-- START OF EXTRACTED INFORMATION --
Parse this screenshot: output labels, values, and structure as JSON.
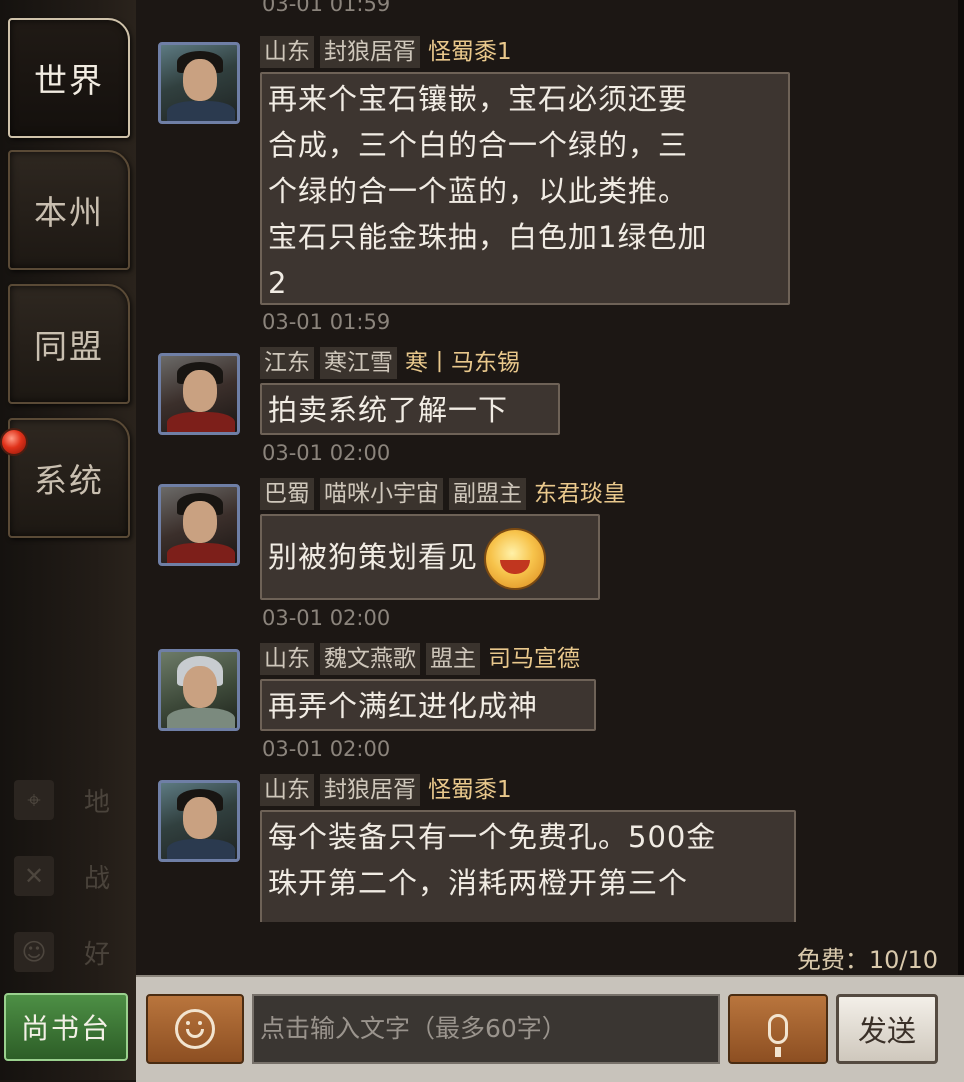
{
  "tabs": [
    {
      "label": "世界",
      "active": true
    },
    {
      "label": "本州",
      "active": false
    },
    {
      "label": "同盟",
      "active": false
    },
    {
      "label": "系统",
      "active": false,
      "notification": true
    }
  ],
  "side_menu": [
    {
      "label": "地",
      "icon": "map-pin-icon"
    },
    {
      "label": "战",
      "icon": "crossed-swords-icon"
    },
    {
      "label": "好",
      "icon": "friends-icon"
    }
  ],
  "top_cut_timestamp": "03-01 01:59",
  "messages": [
    {
      "tags": [
        "山东",
        "封狼居胥"
      ],
      "name": "怪蜀黍1",
      "avatar": "young-general-avatar",
      "lines": [
        "再来个宝石镶嵌，宝石必须还要",
        "合成，三个白的合一个绿的，三",
        "个绿的合一个蓝的，以此类推。",
        "宝石只能金珠抽，白色加1绿色加",
        "2"
      ],
      "time": "03-01 01:59"
    },
    {
      "tags": [
        "江东",
        "寒江雪"
      ],
      "name": "寒丨马东锡",
      "avatar": "bearded-general-avatar",
      "lines": [
        "拍卖系统了解一下"
      ],
      "time": "03-01 02:00"
    },
    {
      "tags": [
        "巴蜀",
        "喵咪小宇宙",
        "副盟主"
      ],
      "name": "东君琰皇",
      "avatar": "bearded-general-avatar",
      "lines": [
        "别被狗策划看见"
      ],
      "emoji": "laughing-emoji",
      "time": "03-01 02:00"
    },
    {
      "tags": [
        "山东",
        "魏文燕歌",
        "盟主"
      ],
      "name": "司马宣德",
      "avatar": "helmet-general-avatar",
      "lines": [
        "再弄个满红进化成神"
      ],
      "time": "03-01 02:00"
    },
    {
      "tags": [
        "山东",
        "封狼居胥"
      ],
      "name": "怪蜀黍1",
      "avatar": "young-general-avatar",
      "lines": [
        "每个装备只有一个免费孔。500金",
        "珠开第二个，消耗两橙开第三个"
      ],
      "time": ""
    }
  ],
  "free_label": "免费：10/10",
  "input": {
    "placeholder": "点击输入文字（最多60字）"
  },
  "buttons": {
    "send": "发送",
    "shangshutai": "尚书台"
  },
  "colors": {
    "name": "#e9c88c",
    "accent_button": "#8d4f22",
    "green_button": "#2d5e27"
  }
}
-- END OF EXTRACTED INFORMATION --
EXERCISE PROMPT: Set down the material exactly, every line of it, except for the pictures.

OUTPUT OF THE EXERCISE:
Parse this screenshot: output labels, values, and structure as JSON.
{
  "tabs": [
    {
      "label": "世界",
      "active": true
    },
    {
      "label": "本州",
      "active": false
    },
    {
      "label": "同盟",
      "active": false
    },
    {
      "label": "系统",
      "active": false,
      "notification": true
    }
  ],
  "side_menu": [
    {
      "label": "地",
      "icon": "map-pin-icon"
    },
    {
      "label": "战",
      "icon": "crossed-swords-icon"
    },
    {
      "label": "好",
      "icon": "friends-icon"
    }
  ],
  "top_cut_timestamp": "03-01 01:59",
  "messages": [
    {
      "tags": [
        "山东",
        "封狼居胥"
      ],
      "name": "怪蜀黍1",
      "avatar": "young-general-avatar",
      "lines": [
        "再来个宝石镶嵌，宝石必须还要",
        "合成，三个白的合一个绿的，三",
        "个绿的合一个蓝的，以此类推。",
        "宝石只能金珠抽，白色加1绿色加",
        "2"
      ],
      "time": "03-01 01:59"
    },
    {
      "tags": [
        "江东",
        "寒江雪"
      ],
      "name": "寒丨马东锡",
      "avatar": "bearded-general-avatar",
      "lines": [
        "拍卖系统了解一下"
      ],
      "time": "03-01 02:00"
    },
    {
      "tags": [
        "巴蜀",
        "喵咪小宇宙",
        "副盟主"
      ],
      "name": "东君琰皇",
      "avatar": "bearded-general-avatar",
      "lines": [
        "别被狗策划看见"
      ],
      "emoji": "laughing-emoji",
      "time": "03-01 02:00"
    },
    {
      "tags": [
        "山东",
        "魏文燕歌",
        "盟主"
      ],
      "name": "司马宣德",
      "avatar": "helmet-general-avatar",
      "lines": [
        "再弄个满红进化成神"
      ],
      "time": "03-01 02:00"
    },
    {
      "tags": [
        "山东",
        "封狼居胥"
      ],
      "name": "怪蜀黍1",
      "avatar": "young-general-avatar",
      "lines": [
        "每个装备只有一个免费孔。500金",
        "珠开第二个，消耗两橙开第三个"
      ],
      "time": ""
    }
  ],
  "free_label": "免费：10/10",
  "input": {
    "placeholder": "点击输入文字（最多60字）"
  },
  "buttons": {
    "send": "发送",
    "shangshutai": "尚书台"
  },
  "colors": {
    "name": "#e9c88c",
    "accent_button": "#8d4f22",
    "green_button": "#2d5e27"
  }
}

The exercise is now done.